__STATED TASK__.
Working from the entries that follow, transcribe exactly and only the lines from the one with "Read this page and output its text content." through the last, pictures excluded.

__DATA LINES__.

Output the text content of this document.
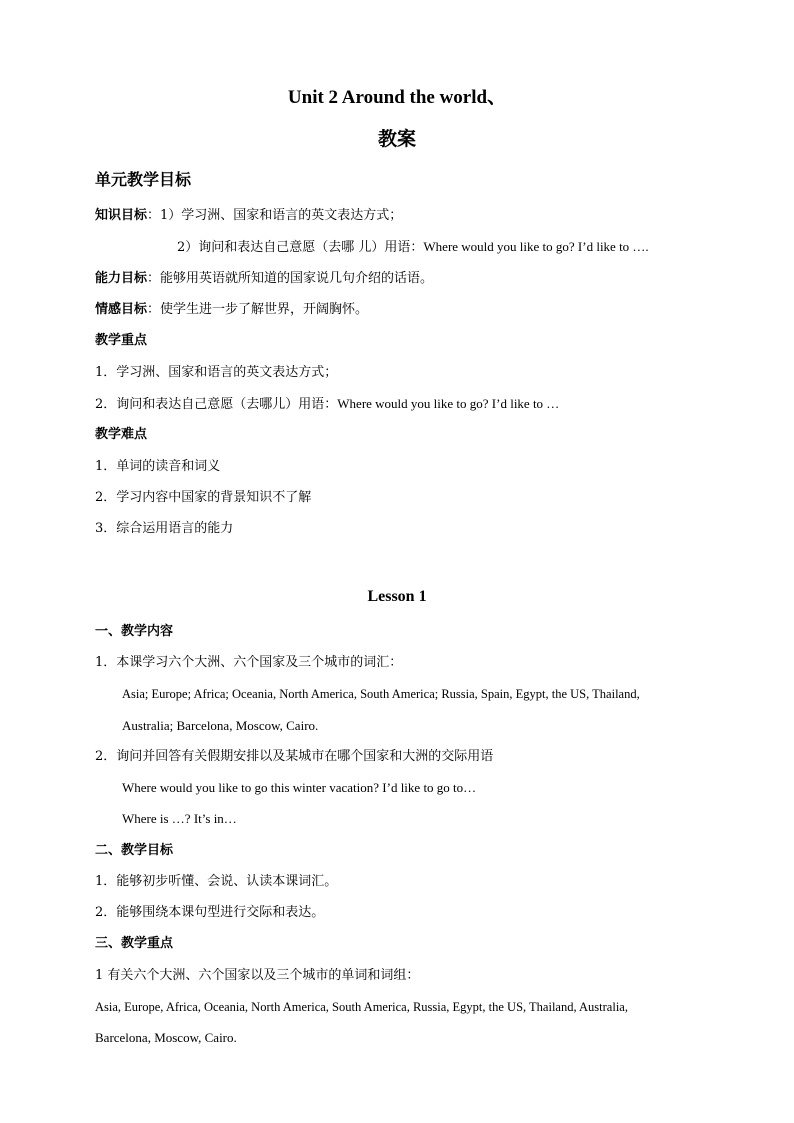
Unit 2 Around the world、
教案
单元教学目标
知识目标：1）学习洲、国家和语言的英文表达方式；
2）询问和表达自己意愿（去哪 儿）用语：Where would you like to go? I’d like to ….
能力目标：能够用英语就所知道的国家说几句介绍的话语。
情感目标：使学生进一步了解世界，开阔胸怀。
教学重点
1．学习洲、国家和语言的英文表达方式；
2．询问和表达自己意愿（去哪儿）用语：Where would you like to go? I’d like to …
教学难点
1．单词的读音和词义
2．学习内容中国家的背景知识不了解
3．综合运用语言的能力
Lesson 1
一、教学内容
1．本课学习六个大洲、六个国家及三个城市的词汇：
Asia; Europe; Africa; Oceania, North America, South America; Russia, Spain, Egypt, the US, Thailand,
Australia; Barcelona, Moscow, Cairo.
2．询问并回答有关假期安排以及某城市在哪个国家和大洲的交际用语
Where would you like to go this winter vacation? I’d like to go to…
Where is …? It’s in…
二、教学目标
1．能够初步听懂、会说、认读本课词汇。
2．能够围绕本课句型进行交际和表达。
三、教学重点
1 有关六个大洲、六个国家以及三个城市的单词和词组：
Asia, Europe, Africa, Oceania, North America, South America, Russia, Egypt, the US, Thailand, Australia,
Barcelona, Moscow, Cairo.
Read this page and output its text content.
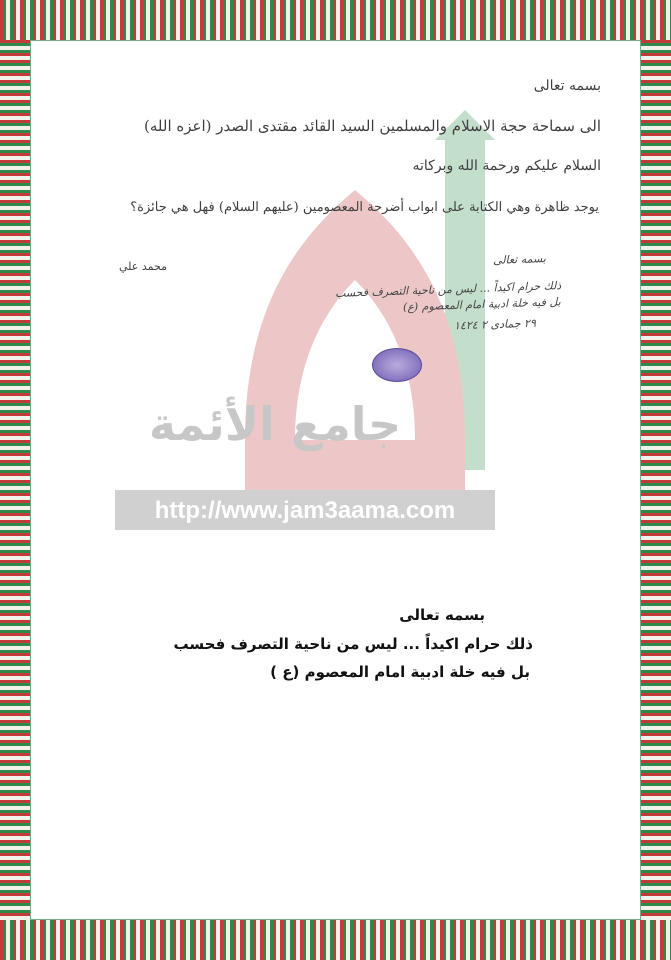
http://www.jam3aama.com
جامع الأئمة

بسمه تعالى

الى سماحة حجة الاسلام والمسلمين السيد القائد مقتدى الصدر (اعزه الله)

السلام عليكم ورحمة الله وبركاته

يوجد ظاهرة وهي الكتابة على ابواب أضرحة المعصومين (عليهم السلام) فهل هي جائزة؟

محمد علي	بسمه تعالى

ذلك حرام اكيداً ... ليس من ناحية التصرف فحسب

بل فيه خلة ادبية امام المعصوم (ع)

٢٩ جمادى ٢ ١٤٢٤

بسمه تعالى

ذلك حرام اكيداً ... ليس من ناحية التصرف فحسب

بل فيه خلة ادبية امام المعصوم (ع )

__THE RESPONSE__.
Read this page and output its text content.
http://www.jam3aama.com
جامع الأئمة

بسمه تعالى

الى سماحة حجة الاسلام والمسلمين السيد القائد مقتدى الصدر (اعزه الله)

السلام عليكم ورحمة الله وبركاته

يوجد ظاهرة وهي الكتابة على ابواب أضرحة المعصومين (عليهم السلام) فهل هي جائزة؟

محمد علي	بسمه تعالى

ذلك حرام اكيداً ... ليس من ناحية التصرف فحسب

بل فيه خلة ادبية امام المعصوم (ع)

٢٩ جمادى ٢ ١٤٢٤

بسمه تعالى

ذلك حرام اكيداً ... ليس من ناحية التصرف فحسب

بل فيه خلة ادبية امام المعصوم (ع )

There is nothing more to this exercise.